===== Records shown

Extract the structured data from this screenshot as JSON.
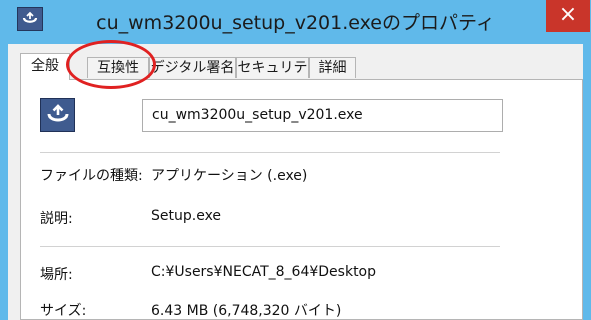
{
  "window": {
    "title": "cu_wm3200u_setup_v201.exeのプロパティ",
    "close_label": "×"
  },
  "tabs": [
    {
      "label": "全般",
      "active": true
    },
    {
      "label": "互換性",
      "active": false
    },
    {
      "label": "デジタル署名",
      "active": false
    },
    {
      "label": "セキュリティ",
      "active": false
    },
    {
      "label": "詳細",
      "active": false
    }
  ],
  "general": {
    "file_name": "cu_wm3200u_setup_v201.exe",
    "file_type_label": "ファイルの種類:",
    "file_type_value": "アプリケーション (.exe)",
    "description_label": "説明:",
    "description_value": "Setup.exe",
    "location_label": "場所:",
    "location_value": "C:¥Users¥NECAT_8_64¥Desktop",
    "size_label": "サイズ:",
    "size_value": "6.43 MB (6,748,320 バイト)"
  },
  "annotation": {
    "shape": "ellipse",
    "color": "#e02121",
    "highlights": "互換性"
  },
  "colors": {
    "titlebar": "#60b9ea",
    "close_button": "#c9352a"
  }
}
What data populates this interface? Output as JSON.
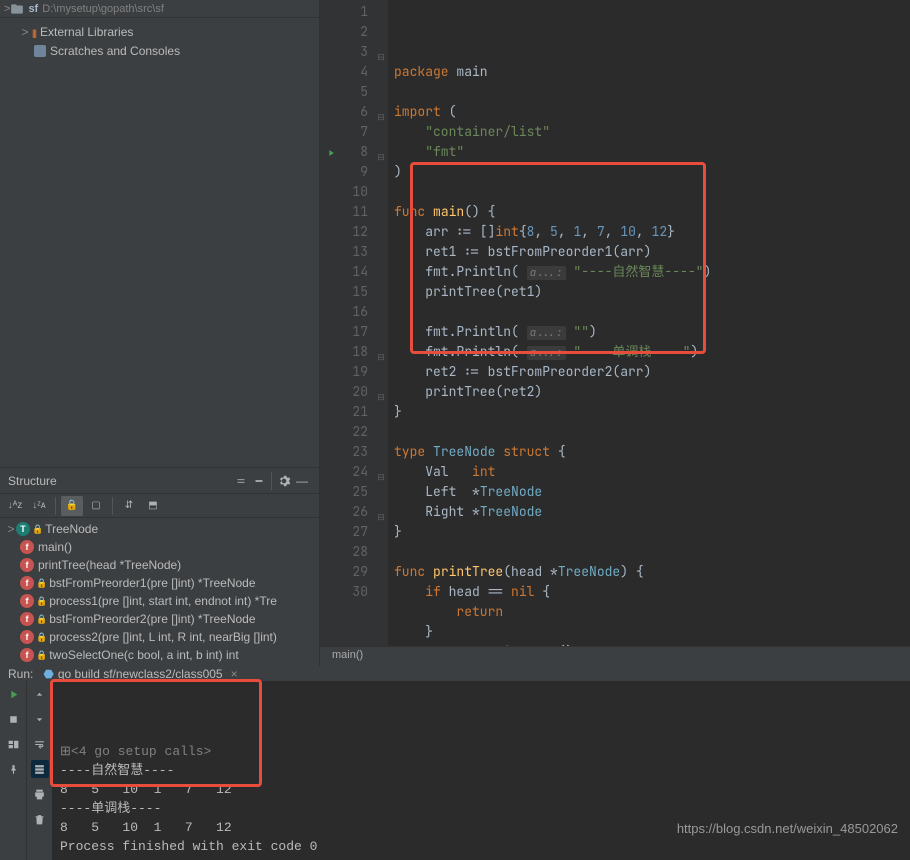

==========

**What this task involves**
Output every entry verbatim. Pictures do not belong in the copy.

**Result**
Extract the structured data from this screenshot as JSON.
{
  "window": {
    "title": "cu_wm3200u_setup_v201.exeのプロパティ",
    "close_label": "×"
  },
  "tabs": [
    {
      "label": "全般",
      "active": true
    },
    {
      "label": "互換性",
      "active": false
    },
    {
      "label": "デジタル署名",
      "active": false
    },
    {
      "label": "セキュリティ",
      "active": false
    },
    {
      "label": "詳細",
      "active": false
    }
  ],
  "general": {
    "file_name": "cu_wm3200u_setup_v201.exe",
    "file_type_label": "ファイルの種類:",
    "file_type_value": "アプリケーション (.exe)",
    "description_label": "説明:",
    "description_value": "Setup.exe",
    "location_label": "場所:",
    "location_value": "C:¥Users¥NECAT_8_64¥Desktop",
    "size_label": "サイズ:",
    "size_value": "6.43 MB (6,748,320 バイト)"
  },
  "annotation": {
    "shape": "ellipse",
    "color": "#e02121",
    "highlights": "互換性"
  },
  "colors": {
    "titlebar": "#60b9ea",
    "close_button": "#c9352a"
  }
}
What data populates this interface? Output as JSON.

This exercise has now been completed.